Figure record extracts
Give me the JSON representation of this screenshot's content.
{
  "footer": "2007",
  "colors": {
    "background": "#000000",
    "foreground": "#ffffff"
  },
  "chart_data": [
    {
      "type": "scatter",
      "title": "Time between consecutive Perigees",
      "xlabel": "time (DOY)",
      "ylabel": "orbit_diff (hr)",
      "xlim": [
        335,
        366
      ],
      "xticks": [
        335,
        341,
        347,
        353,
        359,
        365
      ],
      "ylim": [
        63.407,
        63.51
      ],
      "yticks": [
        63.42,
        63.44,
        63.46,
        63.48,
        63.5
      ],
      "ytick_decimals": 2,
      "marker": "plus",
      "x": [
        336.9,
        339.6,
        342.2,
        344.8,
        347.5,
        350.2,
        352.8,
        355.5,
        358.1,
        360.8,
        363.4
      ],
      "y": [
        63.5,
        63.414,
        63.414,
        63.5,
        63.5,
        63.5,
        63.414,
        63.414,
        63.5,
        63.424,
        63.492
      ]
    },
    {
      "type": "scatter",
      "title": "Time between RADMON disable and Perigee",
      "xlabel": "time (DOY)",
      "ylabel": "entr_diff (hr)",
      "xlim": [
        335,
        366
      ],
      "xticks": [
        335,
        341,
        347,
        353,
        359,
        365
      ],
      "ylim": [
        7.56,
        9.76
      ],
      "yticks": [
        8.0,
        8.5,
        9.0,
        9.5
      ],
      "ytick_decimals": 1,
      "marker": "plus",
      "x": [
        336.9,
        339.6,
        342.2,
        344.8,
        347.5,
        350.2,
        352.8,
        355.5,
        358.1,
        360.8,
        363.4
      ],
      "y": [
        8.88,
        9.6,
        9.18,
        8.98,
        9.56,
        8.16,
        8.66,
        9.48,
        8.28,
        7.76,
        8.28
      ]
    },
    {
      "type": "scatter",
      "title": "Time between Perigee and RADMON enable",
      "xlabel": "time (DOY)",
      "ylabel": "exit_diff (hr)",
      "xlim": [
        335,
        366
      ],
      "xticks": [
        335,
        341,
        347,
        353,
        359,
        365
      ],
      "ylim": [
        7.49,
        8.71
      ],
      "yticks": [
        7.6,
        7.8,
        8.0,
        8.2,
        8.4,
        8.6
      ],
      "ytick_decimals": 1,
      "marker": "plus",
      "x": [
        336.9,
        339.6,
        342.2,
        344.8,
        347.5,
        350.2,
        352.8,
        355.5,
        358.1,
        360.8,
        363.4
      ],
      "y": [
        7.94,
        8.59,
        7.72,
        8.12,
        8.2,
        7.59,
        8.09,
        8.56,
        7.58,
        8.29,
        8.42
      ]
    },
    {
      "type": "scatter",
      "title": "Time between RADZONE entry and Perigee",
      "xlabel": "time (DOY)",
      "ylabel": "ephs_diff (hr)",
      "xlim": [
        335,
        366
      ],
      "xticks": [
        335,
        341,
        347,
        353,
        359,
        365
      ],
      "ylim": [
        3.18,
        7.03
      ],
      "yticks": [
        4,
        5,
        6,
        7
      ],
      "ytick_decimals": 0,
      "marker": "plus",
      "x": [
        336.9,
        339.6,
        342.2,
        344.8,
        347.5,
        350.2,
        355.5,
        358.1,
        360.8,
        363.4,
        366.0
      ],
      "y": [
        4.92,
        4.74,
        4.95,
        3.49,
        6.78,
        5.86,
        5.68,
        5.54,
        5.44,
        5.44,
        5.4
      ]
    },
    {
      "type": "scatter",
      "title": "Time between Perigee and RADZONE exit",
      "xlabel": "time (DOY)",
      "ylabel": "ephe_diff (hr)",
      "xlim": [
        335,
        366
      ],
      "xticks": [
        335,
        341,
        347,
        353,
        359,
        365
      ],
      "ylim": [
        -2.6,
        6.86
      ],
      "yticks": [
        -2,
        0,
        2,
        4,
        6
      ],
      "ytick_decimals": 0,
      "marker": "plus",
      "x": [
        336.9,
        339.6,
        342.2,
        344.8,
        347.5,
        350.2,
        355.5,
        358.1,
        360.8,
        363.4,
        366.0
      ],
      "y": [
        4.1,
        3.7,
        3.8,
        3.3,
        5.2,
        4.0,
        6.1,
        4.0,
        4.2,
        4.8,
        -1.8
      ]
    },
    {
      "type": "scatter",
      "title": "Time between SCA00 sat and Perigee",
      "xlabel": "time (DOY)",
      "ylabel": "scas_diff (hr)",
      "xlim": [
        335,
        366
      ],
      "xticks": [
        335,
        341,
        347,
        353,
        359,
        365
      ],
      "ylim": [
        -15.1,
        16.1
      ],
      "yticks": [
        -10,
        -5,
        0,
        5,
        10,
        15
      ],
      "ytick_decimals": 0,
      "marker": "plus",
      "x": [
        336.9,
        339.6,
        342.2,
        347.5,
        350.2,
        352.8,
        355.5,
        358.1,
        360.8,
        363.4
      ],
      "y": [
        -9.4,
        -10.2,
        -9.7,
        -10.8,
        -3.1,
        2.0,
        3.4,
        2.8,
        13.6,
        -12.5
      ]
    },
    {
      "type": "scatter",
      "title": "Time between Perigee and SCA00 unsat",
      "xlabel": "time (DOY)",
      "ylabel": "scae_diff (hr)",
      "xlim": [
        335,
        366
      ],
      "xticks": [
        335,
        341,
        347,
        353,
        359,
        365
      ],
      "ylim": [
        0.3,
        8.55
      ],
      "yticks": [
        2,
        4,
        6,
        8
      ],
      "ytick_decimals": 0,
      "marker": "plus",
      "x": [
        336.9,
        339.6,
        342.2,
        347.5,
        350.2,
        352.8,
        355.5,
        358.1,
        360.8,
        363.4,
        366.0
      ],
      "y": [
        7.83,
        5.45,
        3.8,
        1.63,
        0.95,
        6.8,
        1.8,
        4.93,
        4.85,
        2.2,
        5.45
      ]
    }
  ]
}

:: DO THIS ::
Emit the full listing verbatim.

:: EXERCISE SOLUTION ::
Give me the JSON representation of this screenshot's content.
{
  "footer": "2007",
  "colors": {
    "background": "#000000",
    "foreground": "#ffffff"
  },
  "chart_data": [
    {
      "type": "scatter",
      "title": "Time between consecutive Perigees",
      "xlabel": "time (DOY)",
      "ylabel": "orbit_diff (hr)",
      "xlim": [
        335,
        366
      ],
      "xticks": [
        335,
        341,
        347,
        353,
        359,
        365
      ],
      "ylim": [
        63.407,
        63.51
      ],
      "yticks": [
        63.42,
        63.44,
        63.46,
        63.48,
        63.5
      ],
      "ytick_decimals": 2,
      "marker": "plus",
      "x": [
        336.9,
        339.6,
        342.2,
        344.8,
        347.5,
        350.2,
        352.8,
        355.5,
        358.1,
        360.8,
        363.4
      ],
      "y": [
        63.5,
        63.414,
        63.414,
        63.5,
        63.5,
        63.5,
        63.414,
        63.414,
        63.5,
        63.424,
        63.492
      ]
    },
    {
      "type": "scatter",
      "title": "Time between RADMON disable and Perigee",
      "xlabel": "time (DOY)",
      "ylabel": "entr_diff (hr)",
      "xlim": [
        335,
        366
      ],
      "xticks": [
        335,
        341,
        347,
        353,
        359,
        365
      ],
      "ylim": [
        7.56,
        9.76
      ],
      "yticks": [
        8.0,
        8.5,
        9.0,
        9.5
      ],
      "ytick_decimals": 1,
      "marker": "plus",
      "x": [
        336.9,
        339.6,
        342.2,
        344.8,
        347.5,
        350.2,
        352.8,
        355.5,
        358.1,
        360.8,
        363.4
      ],
      "y": [
        8.88,
        9.6,
        9.18,
        8.98,
        9.56,
        8.16,
        8.66,
        9.48,
        8.28,
        7.76,
        8.28
      ]
    },
    {
      "type": "scatter",
      "title": "Time between Perigee and RADMON enable",
      "xlabel": "time (DOY)",
      "ylabel": "exit_diff (hr)",
      "xlim": [
        335,
        366
      ],
      "xticks": [
        335,
        341,
        347,
        353,
        359,
        365
      ],
      "ylim": [
        7.49,
        8.71
      ],
      "yticks": [
        7.6,
        7.8,
        8.0,
        8.2,
        8.4,
        8.6
      ],
      "ytick_decimals": 1,
      "marker": "plus",
      "x": [
        336.9,
        339.6,
        342.2,
        344.8,
        347.5,
        350.2,
        352.8,
        355.5,
        358.1,
        360.8,
        363.4
      ],
      "y": [
        7.94,
        8.59,
        7.72,
        8.12,
        8.2,
        7.59,
        8.09,
        8.56,
        7.58,
        8.29,
        8.42
      ]
    },
    {
      "type": "scatter",
      "title": "Time between RADZONE entry and Perigee",
      "xlabel": "time (DOY)",
      "ylabel": "ephs_diff (hr)",
      "xlim": [
        335,
        366
      ],
      "xticks": [
        335,
        341,
        347,
        353,
        359,
        365
      ],
      "ylim": [
        3.18,
        7.03
      ],
      "yticks": [
        4,
        5,
        6,
        7
      ],
      "ytick_decimals": 0,
      "marker": "plus",
      "x": [
        336.9,
        339.6,
        342.2,
        344.8,
        347.5,
        350.2,
        355.5,
        358.1,
        360.8,
        363.4,
        366.0
      ],
      "y": [
        4.92,
        4.74,
        4.95,
        3.49,
        6.78,
        5.86,
        5.68,
        5.54,
        5.44,
        5.44,
        5.4
      ]
    },
    {
      "type": "scatter",
      "title": "Time between Perigee and RADZONE exit",
      "xlabel": "time (DOY)",
      "ylabel": "ephe_diff (hr)",
      "xlim": [
        335,
        366
      ],
      "xticks": [
        335,
        341,
        347,
        353,
        359,
        365
      ],
      "ylim": [
        -2.6,
        6.86
      ],
      "yticks": [
        -2,
        0,
        2,
        4,
        6
      ],
      "ytick_decimals": 0,
      "marker": "plus",
      "x": [
        336.9,
        339.6,
        342.2,
        344.8,
        347.5,
        350.2,
        355.5,
        358.1,
        360.8,
        363.4,
        366.0
      ],
      "y": [
        4.1,
        3.7,
        3.8,
        3.3,
        5.2,
        4.0,
        6.1,
        4.0,
        4.2,
        4.8,
        -1.8
      ]
    },
    {
      "type": "scatter",
      "title": "Time between SCA00 sat and Perigee",
      "xlabel": "time (DOY)",
      "ylabel": "scas_diff (hr)",
      "xlim": [
        335,
        366
      ],
      "xticks": [
        335,
        341,
        347,
        353,
        359,
        365
      ],
      "ylim": [
        -15.1,
        16.1
      ],
      "yticks": [
        -10,
        -5,
        0,
        5,
        10,
        15
      ],
      "ytick_decimals": 0,
      "marker": "plus",
      "x": [
        336.9,
        339.6,
        342.2,
        347.5,
        350.2,
        352.8,
        355.5,
        358.1,
        360.8,
        363.4
      ],
      "y": [
        -9.4,
        -10.2,
        -9.7,
        -10.8,
        -3.1,
        2.0,
        3.4,
        2.8,
        13.6,
        -12.5
      ]
    },
    {
      "type": "scatter",
      "title": "Time between Perigee and SCA00 unsat",
      "xlabel": "time (DOY)",
      "ylabel": "scae_diff (hr)",
      "xlim": [
        335,
        366
      ],
      "xticks": [
        335,
        341,
        347,
        353,
        359,
        365
      ],
      "ylim": [
        0.3,
        8.55
      ],
      "yticks": [
        2,
        4,
        6,
        8
      ],
      "ytick_decimals": 0,
      "marker": "plus",
      "x": [
        336.9,
        339.6,
        342.2,
        347.5,
        350.2,
        352.8,
        355.5,
        358.1,
        360.8,
        363.4,
        366.0
      ],
      "y": [
        7.83,
        5.45,
        3.8,
        1.63,
        0.95,
        6.8,
        1.8,
        4.93,
        4.85,
        2.2,
        5.45
      ]
    }
  ]
}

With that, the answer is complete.